start MATERIAL

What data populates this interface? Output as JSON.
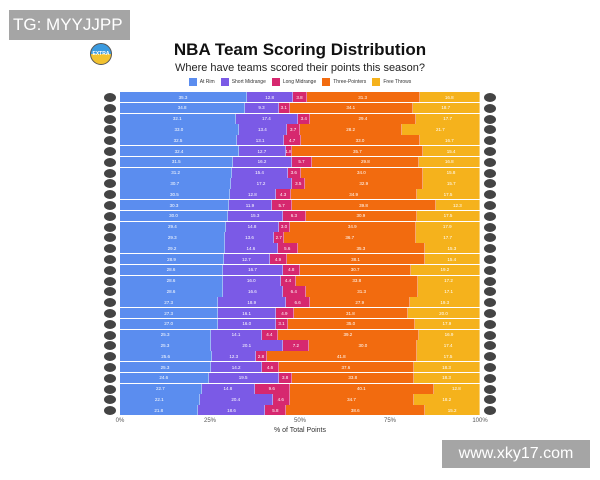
{
  "watermarks": {
    "top_left": "TG: MYYJJPP",
    "bottom_right": "www.xky17.com"
  },
  "logo_text": "EXTRA",
  "chart_data": {
    "type": "bar",
    "orientation": "horizontal-stacked-100",
    "title": "NBA Team Scoring Distribution",
    "subtitle": "Where have teams scored their points this season?",
    "xlabel": "% of Total Points",
    "ylabel": "",
    "xlim": [
      0,
      100
    ],
    "xticks": [
      "0%",
      "25%",
      "50%",
      "75%",
      "100%"
    ],
    "legend": [
      "At Rim",
      "Short Midrange",
      "Long Midrange",
      "Three-Pointers",
      "Free Throws"
    ],
    "legend_position": "top",
    "colors": [
      "#5b8def",
      "#7b5ae6",
      "#d6286f",
      "#f26b0f",
      "#f5b21c"
    ],
    "series": [
      {
        "name": "At Rim",
        "values": [
          35.3,
          34.8,
          32.1,
          33.0,
          32.5,
          32.4,
          31.5,
          31.2,
          30.7,
          30.5,
          30.3,
          30.0,
          29.4,
          29.3,
          29.2,
          28.9,
          28.6,
          28.6,
          28.6,
          27.3,
          27.3,
          27.0,
          25.3,
          25.3,
          25.6,
          25.3,
          24.6,
          22.7,
          22.1,
          21.8
        ]
      },
      {
        "name": "Short Midrange",
        "values": [
          12.8,
          9.3,
          17.4,
          13.4,
          13.1,
          12.7,
          16.2,
          15.4,
          17.2,
          12.8,
          11.9,
          15.3,
          14.8,
          13.6,
          14.6,
          12.7,
          16.7,
          16.0,
          16.6,
          18.9,
          16.1,
          16.0,
          14.1,
          20.1,
          12.3,
          14.2,
          19.5,
          14.8,
          20.4,
          18.6
        ]
      },
      {
        "name": "Long Midrange",
        "values": [
          3.8,
          3.1,
          3.4,
          3.7,
          4.7,
          1.8,
          5.7,
          3.6,
          3.5,
          4.3,
          5.7,
          6.3,
          3.0,
          2.7,
          5.6,
          4.9,
          4.8,
          4.4,
          6.4,
          6.6,
          4.9,
          3.1,
          4.4,
          7.2,
          2.8,
          4.6,
          3.8,
          9.6,
          4.6,
          5.8
        ]
      },
      {
        "name": "Three-Pointers",
        "values": [
          31.3,
          34.1,
          29.4,
          28.2,
          33.0,
          35.7,
          29.8,
          34.0,
          32.9,
          34.9,
          39.8,
          30.9,
          34.9,
          36.7,
          35.3,
          38.1,
          30.7,
          33.8,
          31.3,
          27.9,
          31.8,
          35.0,
          39.2,
          30.0,
          41.8,
          37.6,
          33.8,
          40.1,
          34.7,
          38.6
        ]
      },
      {
        "name": "Free Throws",
        "values": [
          16.8,
          18.7,
          17.7,
          21.7,
          16.7,
          15.4,
          16.8,
          15.8,
          15.7,
          17.5,
          12.3,
          17.5,
          17.9,
          17.7,
          15.3,
          15.4,
          19.2,
          17.2,
          17.1,
          19.3,
          20.0,
          17.9,
          16.9,
          17.4,
          17.5,
          18.3,
          18.3,
          12.8,
          18.2,
          15.2
        ]
      }
    ],
    "grid": false
  }
}
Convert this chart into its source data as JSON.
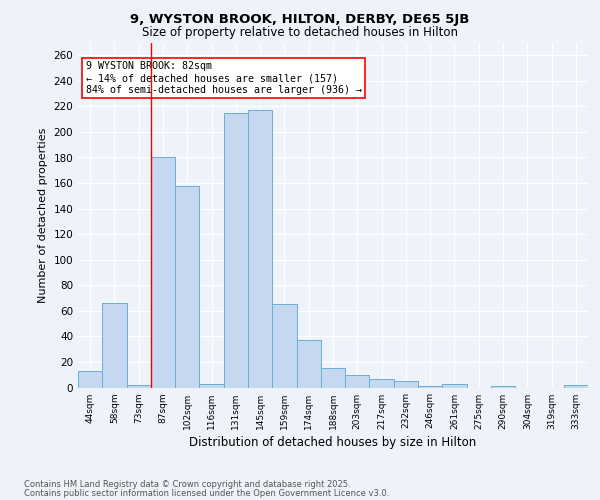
{
  "title1": "9, WYSTON BROOK, HILTON, DERBY, DE65 5JB",
  "title2": "Size of property relative to detached houses in Hilton",
  "xlabel": "Distribution of detached houses by size in Hilton",
  "ylabel": "Number of detached properties",
  "categories": [
    "44sqm",
    "58sqm",
    "73sqm",
    "87sqm",
    "102sqm",
    "116sqm",
    "131sqm",
    "145sqm",
    "159sqm",
    "174sqm",
    "188sqm",
    "203sqm",
    "217sqm",
    "232sqm",
    "246sqm",
    "261sqm",
    "275sqm",
    "290sqm",
    "304sqm",
    "319sqm",
    "333sqm"
  ],
  "values": [
    13,
    66,
    2,
    180,
    158,
    3,
    215,
    217,
    65,
    37,
    15,
    10,
    7,
    5,
    1,
    3,
    0,
    1,
    0,
    0,
    2
  ],
  "bar_color": "#c5d8f0",
  "bar_edge_color": "#6baed6",
  "red_line_index": 3,
  "property_label": "9 WYSTON BROOK: 82sqm",
  "annotation_line1": "← 14% of detached houses are smaller (157)",
  "annotation_line2": "84% of semi-detached houses are larger (936) →",
  "ylim": [
    0,
    270
  ],
  "yticks": [
    0,
    20,
    40,
    60,
    80,
    100,
    120,
    140,
    160,
    180,
    200,
    220,
    240,
    260
  ],
  "footnote1": "Contains HM Land Registry data © Crown copyright and database right 2025.",
  "footnote2": "Contains public sector information licensed under the Open Government Licence v3.0.",
  "bg_color": "#eef2f9"
}
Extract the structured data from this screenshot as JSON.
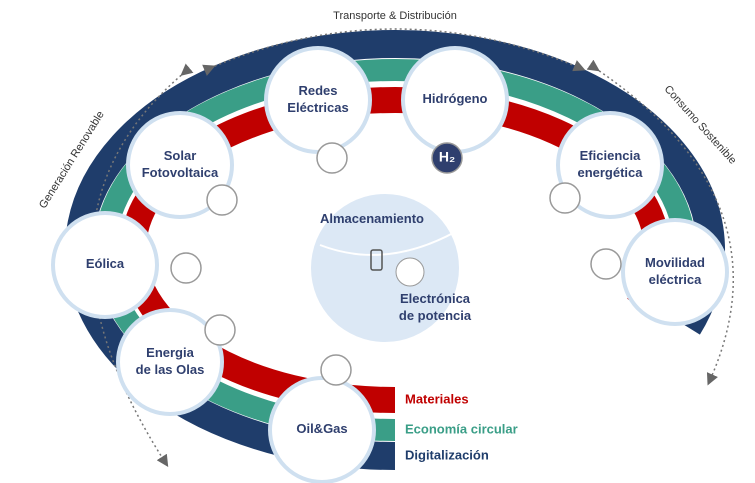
{
  "ring_labels": {
    "top": "Transporte & Distribución",
    "left": "Generación Renovable",
    "right": "Consumo Sostenible"
  },
  "legend": [
    {
      "label": "Materiales",
      "color": "#c00000"
    },
    {
      "label": "Economía circular",
      "color": "#3a9e87"
    },
    {
      "label": "Digitalización",
      "color": "#1f3d6b"
    }
  ],
  "nodes": [
    {
      "lines": [
        "Redes",
        "Eléctricas"
      ]
    },
    {
      "lines": [
        "Hidrógeno"
      ]
    },
    {
      "lines": [
        "Solar",
        "Fotovoltaica"
      ]
    },
    {
      "lines": [
        "Eficiencia",
        "energética"
      ]
    },
    {
      "lines": [
        "Eólica"
      ]
    },
    {
      "lines": [
        "Movilidad",
        "eléctrica"
      ]
    },
    {
      "lines": [
        "Energia",
        "de las Olas"
      ]
    },
    {
      "lines": [
        "Oil&Gas"
      ]
    }
  ],
  "center": {
    "top": [
      "Almacenamiento"
    ],
    "bottom": [
      "Electrónica",
      "de potencia"
    ]
  },
  "icons": {
    "h2": "H₂"
  }
}
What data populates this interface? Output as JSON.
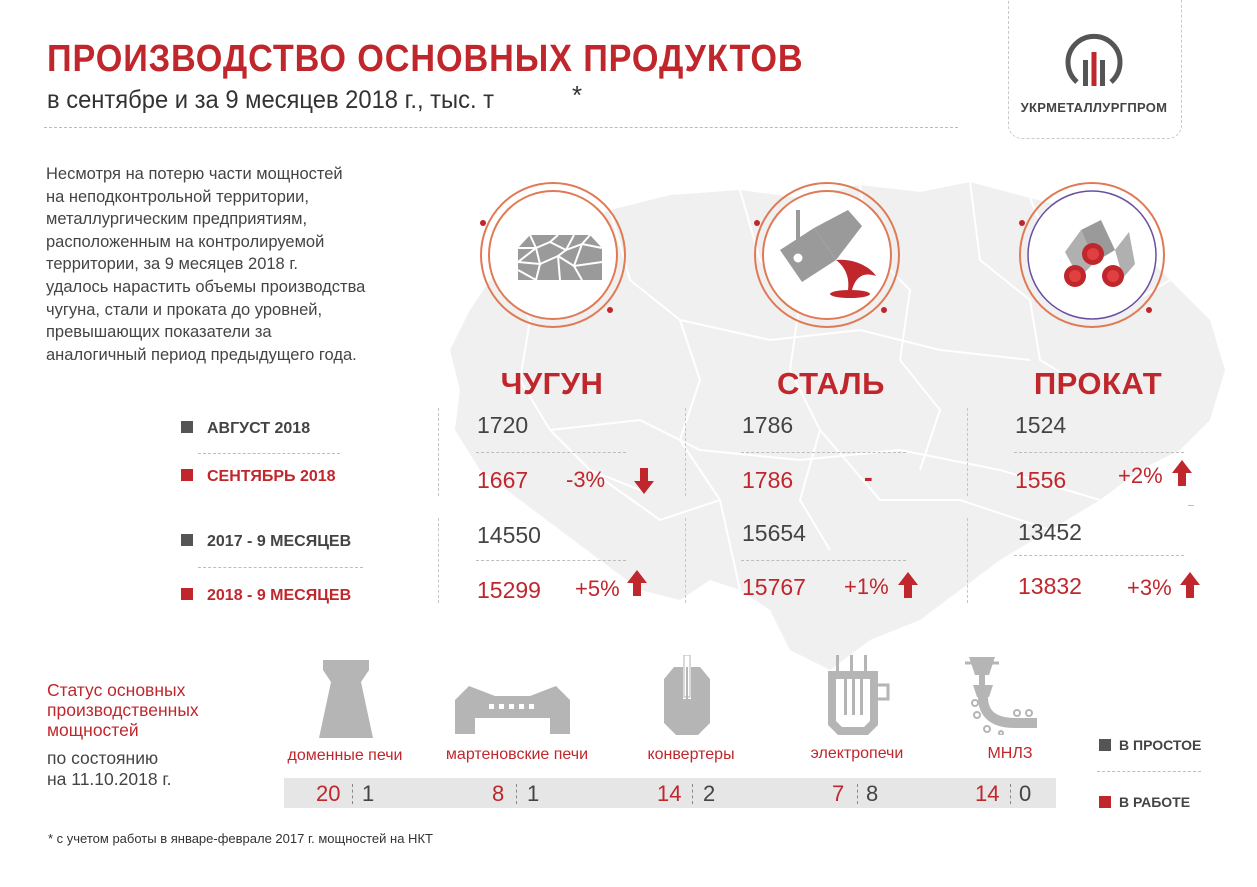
{
  "header": {
    "title": "ПРОИЗВОДСТВО ОСНОВНЫХ ПРОДУКТОВ",
    "subtitle": "в сентябре и за 9 месяцев 2018 г., тыс. т",
    "asterisk": "*"
  },
  "logo": {
    "text": "УКРМЕТАЛЛУРГПРОМ",
    "icon": "ukrmetallurgprom-logo-icon"
  },
  "intro": "Несмотря  на потерю части мощностей\nна неподконтрольной территории,\nметаллургическим предприятиям,\nрасположенным на контролируемой\nтерритории, за 9 месяцев 2018 г.\nудалось нарастить объемы производства\nчугуна, стали и проката до уровней,\nпревышающих показатели за\nаналогичный период предыдущего года.",
  "colors": {
    "accent": "#c0272d",
    "ring": "#e07a55",
    "gray": "#555555",
    "map": "#f0f0f0"
  },
  "legend": {
    "aug_2018": "АВГУСТ 2018",
    "sep_2018": "СЕНТЯБРЬ 2018",
    "m9_2017": "2017 - 9 МЕСЯЦЕВ",
    "m9_2018": "2018 - 9 МЕСЯЦЕВ"
  },
  "products": [
    {
      "name": "ЧУГУН",
      "icon": "pig-iron-icon",
      "aug": "1720",
      "sep": "1667",
      "month_change": "-3%",
      "month_trend": "down",
      "m9_2017": "14550",
      "m9_2018": "15299",
      "m9_change": "+5%",
      "m9_trend": "up"
    },
    {
      "name": "СТАЛЬ",
      "icon": "steel-ladle-icon",
      "aug": "1786",
      "sep": "1786",
      "month_change": "-",
      "month_trend": "flat",
      "m9_2017": "15654",
      "m9_2018": "15767",
      "m9_change": "+1%",
      "m9_trend": "up"
    },
    {
      "name": "ПРОКАТ",
      "icon": "rolled-pipes-icon",
      "aug": "1524",
      "sep": "1556",
      "month_change": "+2%",
      "month_trend": "up",
      "m9_2017": "13452",
      "m9_2018": "13832",
      "m9_change": "+3%",
      "m9_trend": "up"
    }
  ],
  "status": {
    "title": "Статус основных\nпроизводственных\nмощностей",
    "date": "по состоянию\nна 11.10.2018 г.",
    "idle_label": "В ПРОСТОЕ",
    "working_label": "В РАБОТЕ",
    "facilities": [
      {
        "name": "доменные печи",
        "icon": "blast-furnace-icon",
        "working": "20",
        "idle": "1"
      },
      {
        "name": "мартеновские печи",
        "icon": "open-hearth-furnace-icon",
        "working": "8",
        "idle": "1"
      },
      {
        "name": "конвертеры",
        "icon": "converter-icon",
        "working": "14",
        "idle": "2"
      },
      {
        "name": "электропечи",
        "icon": "electric-furnace-icon",
        "working": "7",
        "idle": "8"
      },
      {
        "name": "МНЛЗ",
        "icon": "continuous-casting-icon",
        "working": "14",
        "idle": "0"
      }
    ]
  },
  "footnote": "* с учетом работы в январе-феврале 2017 г. мощностей на НКТ",
  "chart_data": {
    "type": "table",
    "title": "ПРОИЗВОДСТВО ОСНОВНЫХ ПРОДУКТОВ",
    "subtitle": "в сентябре и за 9 месяцев 2018 г., тыс. т",
    "categories": [
      "ЧУГУН",
      "СТАЛЬ",
      "ПРОКАТ"
    ],
    "series": [
      {
        "name": "АВГУСТ 2018",
        "values": [
          1720,
          1786,
          1524
        ]
      },
      {
        "name": "СЕНТЯБРЬ 2018",
        "values": [
          1667,
          1786,
          1556
        ]
      },
      {
        "name": "2017 - 9 МЕСЯЦЕВ",
        "values": [
          14550,
          15654,
          13452
        ]
      },
      {
        "name": "2018 - 9 МЕСЯЦЕВ",
        "values": [
          15299,
          15767,
          13832
        ]
      }
    ],
    "month_changes": [
      "-3%",
      "-",
      "+2%"
    ],
    "nine_month_changes": [
      "+5%",
      "+1%",
      "+3%"
    ]
  }
}
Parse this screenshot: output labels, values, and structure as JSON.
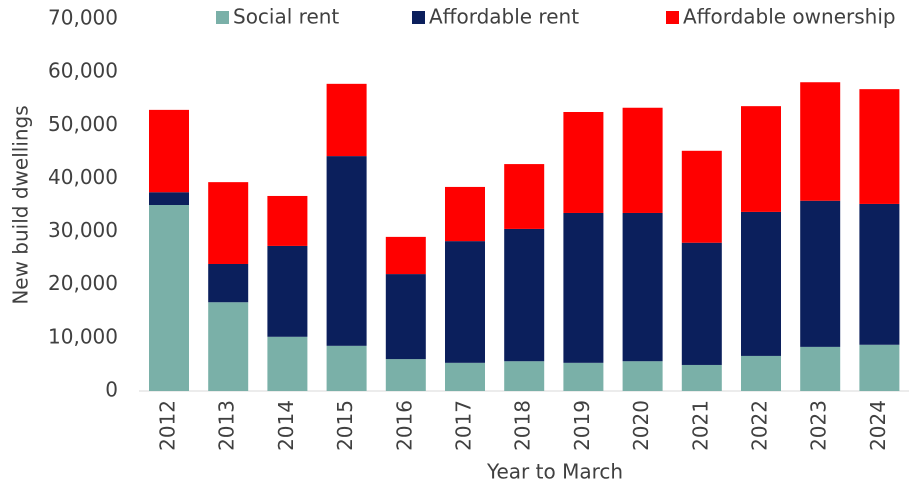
{
  "chart_data": {
    "type": "stacked_bar",
    "y_axis_label": "New build dwellings",
    "x_axis_label": "Year to March",
    "categories": [
      "2012",
      "2013",
      "2014",
      "2015",
      "2016",
      "2017",
      "2018",
      "2019",
      "2020",
      "2021",
      "2022",
      "2023",
      "2024"
    ],
    "series": [
      {
        "name": "Social rent",
        "color": "#7ab0a8",
        "values": [
          35000,
          16700,
          10200,
          8500,
          6000,
          5300,
          5600,
          5300,
          5600,
          4900,
          6600,
          8300,
          8700
        ]
      },
      {
        "name": "Affordable rent",
        "color": "#0b1f5c",
        "values": [
          2400,
          7200,
          17100,
          35700,
          16000,
          22900,
          24900,
          28200,
          27900,
          23000,
          27100,
          27500,
          26500
        ]
      },
      {
        "name": "Affordable ownership",
        "color": "#ff0000",
        "values": [
          15500,
          15400,
          9400,
          13600,
          7000,
          10200,
          12200,
          19000,
          19800,
          17300,
          19900,
          22300,
          21600
        ]
      }
    ],
    "ylim": [
      0,
      70000
    ],
    "yticks": [
      0,
      {
        "value": 10000,
        "label": "10,000"
      },
      {
        "value": 20000,
        "label": "20,000"
      },
      {
        "value": 30000,
        "label": "30,000"
      },
      {
        "value": 40000,
        "label": "40,000"
      },
      {
        "value": 50000,
        "label": "50,000"
      },
      {
        "value": 60000,
        "label": "60,000"
      },
      {
        "value": 70000,
        "label": "70,000"
      }
    ],
    "legend": "top"
  }
}
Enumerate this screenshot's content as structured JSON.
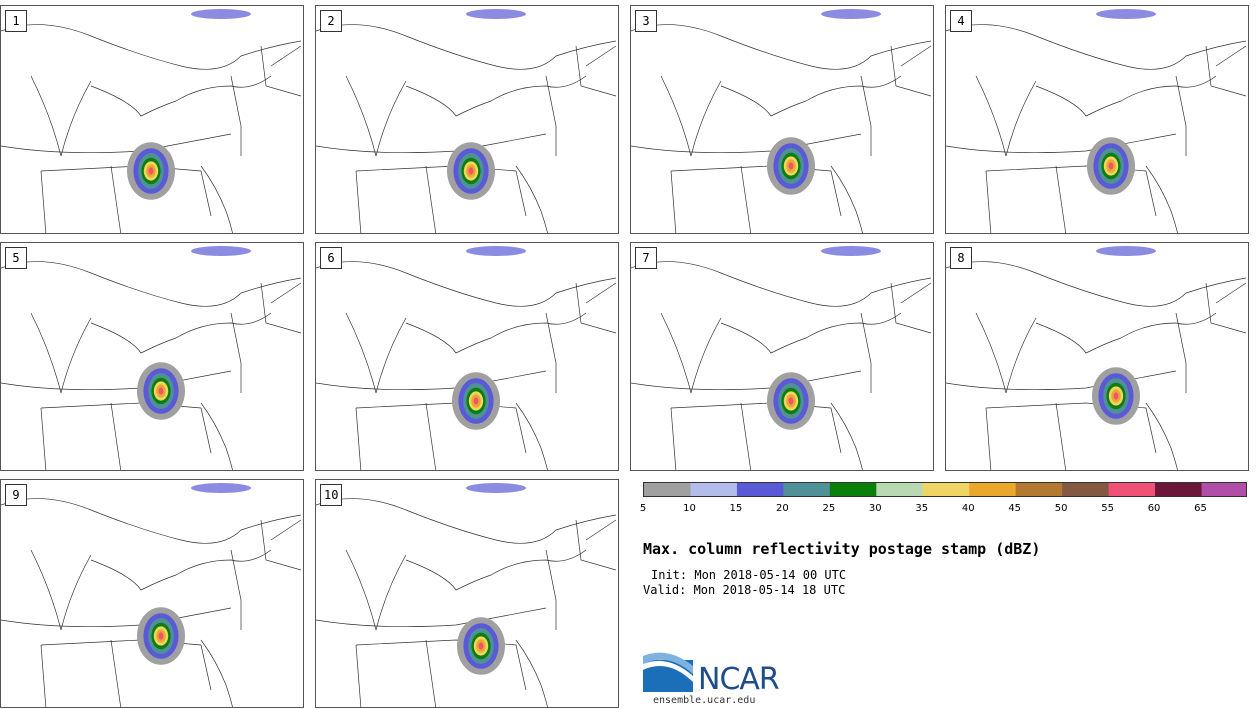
{
  "panels": [
    {
      "label": "1"
    },
    {
      "label": "2"
    },
    {
      "label": "3"
    },
    {
      "label": "4"
    },
    {
      "label": "5"
    },
    {
      "label": "6"
    },
    {
      "label": "7"
    },
    {
      "label": "8"
    },
    {
      "label": "9"
    },
    {
      "label": "10"
    }
  ],
  "colorbar": {
    "ticks": [
      "5",
      "10",
      "15",
      "20",
      "25",
      "30",
      "35",
      "40",
      "45",
      "50",
      "55",
      "60",
      "65"
    ],
    "colors": [
      "#a0a0a0",
      "#b4bceb",
      "#5a5ad6",
      "#4f9196",
      "#0a800a",
      "#b9d9b2",
      "#eed564",
      "#eaa72a",
      "#b2792f",
      "#855842",
      "#ef5276",
      "#6c1639",
      "#b14ea8"
    ]
  },
  "title": "Max. column reflectivity postage stamp (dBZ)",
  "init": "Init: Mon 2018-05-14 00 UTC",
  "valid": "Valid: Mon 2018-05-14 18 UTC",
  "logo": {
    "text": "NCAR",
    "url": "ensemble.ucar.edu"
  }
}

end MATERIAL

(AIM) Identify the lines of the entries containing the string "Short". Copy each such line.

(TASK RESULT)
      "Short Midrange",
        "name": "Short Midrange",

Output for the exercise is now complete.